## THE EXERCISE:
Would you repeat the listing exactly but omit every picture?

## STORED RECORDS:
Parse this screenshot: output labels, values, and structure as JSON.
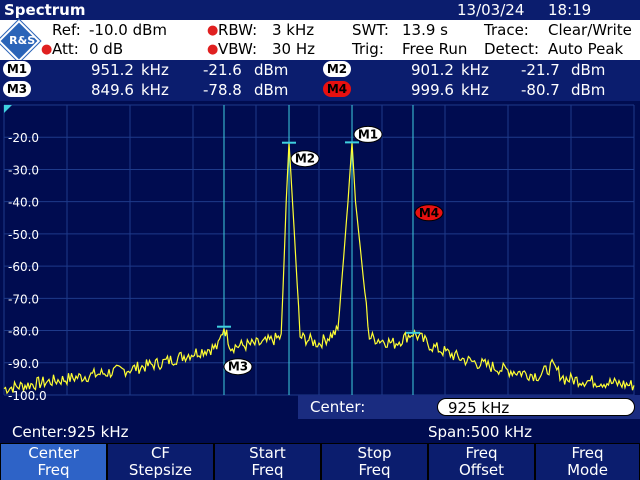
{
  "titlebar": {
    "title": "Spectrum",
    "date": "13/03/24",
    "time": "18:19"
  },
  "settings": {
    "ref_label": "Ref:",
    "ref_value": "-10.0 dBm",
    "att_label": "Att:",
    "att_value": "0 dB",
    "rbw_label": "RBW:",
    "rbw_value": "3 kHz",
    "vbw_label": "VBW:",
    "vbw_value": "30 Hz",
    "swt_label": "SWT:",
    "swt_value": "13.9 s",
    "trig_label": "Trig:",
    "trig_value": "Free Run",
    "trace_label": "Trace:",
    "trace_value": "Clear/Write",
    "detect_label": "Detect:",
    "detect_value": "Auto Peak",
    "logo_text": "R&S"
  },
  "markers": [
    {
      "id": "M1",
      "freq": "951.2",
      "funit": "kHz",
      "level": "-21.6",
      "lunit": "dBm",
      "color": "#ffffff"
    },
    {
      "id": "M2",
      "freq": "901.2",
      "funit": "kHz",
      "level": "-21.7",
      "lunit": "dBm",
      "color": "#ffffff"
    },
    {
      "id": "M3",
      "freq": "849.6",
      "funit": "kHz",
      "level": "-78.8",
      "lunit": "dBm",
      "color": "#ffffff"
    },
    {
      "id": "M4",
      "freq": "999.6",
      "funit": "kHz",
      "level": "-80.7",
      "lunit": "dBm",
      "color": "#e81010"
    }
  ],
  "plot": {
    "y_ticks": [
      "-20.0",
      "-30.0",
      "-40.0",
      "-50.0",
      "-60.0",
      "-70.0",
      "-80.0",
      "-90.0",
      "-100.0"
    ],
    "trace_color": "#ffff33",
    "grid_color": "#1e3a8a",
    "marker_line_color": "#3fd0e0"
  },
  "chart_data": {
    "type": "line",
    "x_unit": "kHz",
    "y_unit": "dBm",
    "xlim": [
      675,
      1175
    ],
    "ylim": [
      -100,
      -10
    ],
    "series": [
      {
        "x": [
          675,
          725,
          775,
          800,
          825,
          845,
          849.6,
          855,
          880,
          895,
          899,
          901.2,
          904,
          910,
          925,
          940,
          948,
          951.2,
          954,
          965,
          985,
          999.6,
          1015,
          1040,
          1070,
          1100,
          1110,
          1120,
          1150,
          1175
        ],
        "y": [
          -98,
          -95,
          -92,
          -90,
          -87,
          -85,
          -78.8,
          -85,
          -84,
          -82,
          -40,
          -21.7,
          -40,
          -82,
          -84,
          -80,
          -40,
          -21.6,
          -40,
          -82,
          -84,
          -80.7,
          -85,
          -89,
          -92,
          -94,
          -91,
          -95,
          -96,
          -97
        ]
      }
    ],
    "markers": [
      {
        "id": "M1",
        "x": 951.2,
        "y": -21.6
      },
      {
        "id": "M2",
        "x": 901.2,
        "y": -21.7
      },
      {
        "id": "M3",
        "x": 849.6,
        "y": -78.8
      },
      {
        "id": "M4",
        "x": 999.6,
        "y": -80.7
      }
    ]
  },
  "center_field": {
    "label": "Center:",
    "value": "925 kHz"
  },
  "status": {
    "center": "Center:925 kHz",
    "span": "Span:500 kHz"
  },
  "softkeys": [
    {
      "line1": "Center",
      "line2": "Freq",
      "active": true
    },
    {
      "line1": "CF",
      "line2": "Stepsize",
      "active": false
    },
    {
      "line1": "Start",
      "line2": "Freq",
      "active": false
    },
    {
      "line1": "Stop",
      "line2": "Freq",
      "active": false
    },
    {
      "line1": "Freq",
      "line2": "Offset",
      "active": false
    },
    {
      "line1": "Freq",
      "line2": "Mode",
      "active": false
    }
  ]
}
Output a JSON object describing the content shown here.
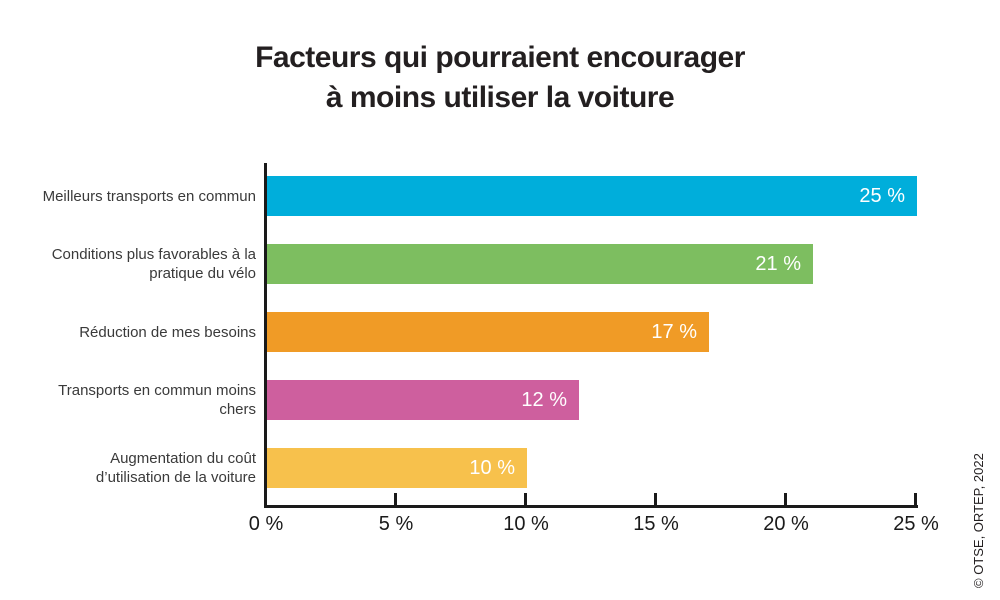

## SOLUTION:
Parse this screenshot: output labels, values, and structure as JSON.
{
  "titlebar": {
    "title": "Spectrum",
    "date": "13/03/24",
    "time": "18:19"
  },
  "settings": {
    "ref_label": "Ref:",
    "ref_value": "-10.0 dBm",
    "att_label": "Att:",
    "att_value": "0 dB",
    "rbw_label": "RBW:",
    "rbw_value": "3 kHz",
    "vbw_label": "VBW:",
    "vbw_value": "30 Hz",
    "swt_label": "SWT:",
    "swt_value": "13.9 s",
    "trig_label": "Trig:",
    "trig_value": "Free Run",
    "trace_label": "Trace:",
    "trace_value": "Clear/Write",
    "detect_label": "Detect:",
    "detect_value": "Auto Peak",
    "logo_text": "R&S"
  },
  "markers": [
    {
      "id": "M1",
      "freq": "951.2",
      "funit": "kHz",
      "level": "-21.6",
      "lunit": "dBm",
      "color": "#ffffff"
    },
    {
      "id": "M2",
      "freq": "901.2",
      "funit": "kHz",
      "level": "-21.7",
      "lunit": "dBm",
      "color": "#ffffff"
    },
    {
      "id": "M3",
      "freq": "849.6",
      "funit": "kHz",
      "level": "-78.8",
      "lunit": "dBm",
      "color": "#ffffff"
    },
    {
      "id": "M4",
      "freq": "999.6",
      "funit": "kHz",
      "level": "-80.7",
      "lunit": "dBm",
      "color": "#e81010"
    }
  ],
  "plot": {
    "y_ticks": [
      "-20.0",
      "-30.0",
      "-40.0",
      "-50.0",
      "-60.0",
      "-70.0",
      "-80.0",
      "-90.0",
      "-100.0"
    ],
    "trace_color": "#ffff33",
    "grid_color": "#1e3a8a",
    "marker_line_color": "#3fd0e0"
  },
  "chart_data": {
    "type": "line",
    "x_unit": "kHz",
    "y_unit": "dBm",
    "xlim": [
      675,
      1175
    ],
    "ylim": [
      -100,
      -10
    ],
    "series": [
      {
        "x": [
          675,
          725,
          775,
          800,
          825,
          845,
          849.6,
          855,
          880,
          895,
          899,
          901.2,
          904,
          910,
          925,
          940,
          948,
          951.2,
          954,
          965,
          985,
          999.6,
          1015,
          1040,
          1070,
          1100,
          1110,
          1120,
          1150,
          1175
        ],
        "y": [
          -98,
          -95,
          -92,
          -90,
          -87,
          -85,
          -78.8,
          -85,
          -84,
          -82,
          -40,
          -21.7,
          -40,
          -82,
          -84,
          -80,
          -40,
          -21.6,
          -40,
          -82,
          -84,
          -80.7,
          -85,
          -89,
          -92,
          -94,
          -91,
          -95,
          -96,
          -97
        ]
      }
    ],
    "markers": [
      {
        "id": "M1",
        "x": 951.2,
        "y": -21.6
      },
      {
        "id": "M2",
        "x": 901.2,
        "y": -21.7
      },
      {
        "id": "M3",
        "x": 849.6,
        "y": -78.8
      },
      {
        "id": "M4",
        "x": 999.6,
        "y": -80.7
      }
    ]
  },
  "center_field": {
    "label": "Center:",
    "value": "925 kHz"
  },
  "status": {
    "center": "Center:925 kHz",
    "span": "Span:500 kHz"
  },
  "softkeys": [
    {
      "line1": "Center",
      "line2": "Freq",
      "active": true
    },
    {
      "line1": "CF",
      "line2": "Stepsize",
      "active": false
    },
    {
      "line1": "Start",
      "line2": "Freq",
      "active": false
    },
    {
      "line1": "Stop",
      "line2": "Freq",
      "active": false
    },
    {
      "line1": "Freq",
      "line2": "Offset",
      "active": false
    },
    {
      "line1": "Freq",
      "line2": "Mode",
      "active": false
    }
  ]
}
Output a JSON object describing the content shown here.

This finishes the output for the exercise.